Description of the task: Can you locate every line in the listing below that contains the word "pour" and copy each of those lines in full?

Data section:
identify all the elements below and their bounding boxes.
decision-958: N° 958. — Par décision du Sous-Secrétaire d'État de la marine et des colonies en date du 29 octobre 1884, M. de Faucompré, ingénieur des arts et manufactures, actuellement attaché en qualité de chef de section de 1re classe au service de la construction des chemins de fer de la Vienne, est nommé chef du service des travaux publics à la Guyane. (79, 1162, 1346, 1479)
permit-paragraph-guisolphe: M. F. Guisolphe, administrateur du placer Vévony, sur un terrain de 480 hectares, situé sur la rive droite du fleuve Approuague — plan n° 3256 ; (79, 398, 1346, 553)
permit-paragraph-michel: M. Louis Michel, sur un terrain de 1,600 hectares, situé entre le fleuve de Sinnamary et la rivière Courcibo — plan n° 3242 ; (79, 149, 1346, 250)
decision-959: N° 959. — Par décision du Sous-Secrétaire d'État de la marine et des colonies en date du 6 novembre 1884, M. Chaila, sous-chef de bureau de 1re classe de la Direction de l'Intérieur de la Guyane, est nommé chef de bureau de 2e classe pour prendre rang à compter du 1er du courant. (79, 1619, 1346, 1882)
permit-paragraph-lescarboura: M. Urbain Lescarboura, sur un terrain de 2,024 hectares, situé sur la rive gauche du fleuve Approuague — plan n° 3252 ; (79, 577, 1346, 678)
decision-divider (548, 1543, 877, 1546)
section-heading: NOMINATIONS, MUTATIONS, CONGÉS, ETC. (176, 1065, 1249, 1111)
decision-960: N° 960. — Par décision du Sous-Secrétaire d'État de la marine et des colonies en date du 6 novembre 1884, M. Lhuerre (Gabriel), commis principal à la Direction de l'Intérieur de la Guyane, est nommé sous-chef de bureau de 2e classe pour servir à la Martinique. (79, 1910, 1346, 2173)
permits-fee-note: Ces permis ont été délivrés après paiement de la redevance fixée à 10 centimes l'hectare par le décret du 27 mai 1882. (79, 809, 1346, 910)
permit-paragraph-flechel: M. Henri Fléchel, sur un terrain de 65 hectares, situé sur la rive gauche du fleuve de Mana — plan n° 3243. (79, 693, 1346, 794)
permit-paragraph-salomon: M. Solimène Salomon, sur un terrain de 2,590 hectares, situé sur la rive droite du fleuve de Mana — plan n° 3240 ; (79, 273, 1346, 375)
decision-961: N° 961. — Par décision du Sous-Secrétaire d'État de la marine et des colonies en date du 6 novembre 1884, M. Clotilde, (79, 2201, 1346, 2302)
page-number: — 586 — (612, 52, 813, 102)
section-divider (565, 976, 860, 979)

Task response:
decision-959: N° 959. — Par décision du Sous-Secrétaire d'État de la marine et des colonies en date du 6 novembre 1884, M. Chaila, sous-chef de bureau de 1re classe de la Direction de l'Intérieur de la Guyane, est nommé chef de bureau de 2e classe pour prendre rang à compter du 1er du courant. (79, 1619, 1346, 1882)
decision-960: N° 960. — Par décision du Sous-Secrétaire d'État de la marine et des colonies en date du 6 novembre 1884, M. Lhuerre (Gabriel), commis principal à la Direction de l'Intérieur de la Guyane, est nommé sous-chef de bureau de 2e classe pour servir à la Martinique. (79, 1910, 1346, 2173)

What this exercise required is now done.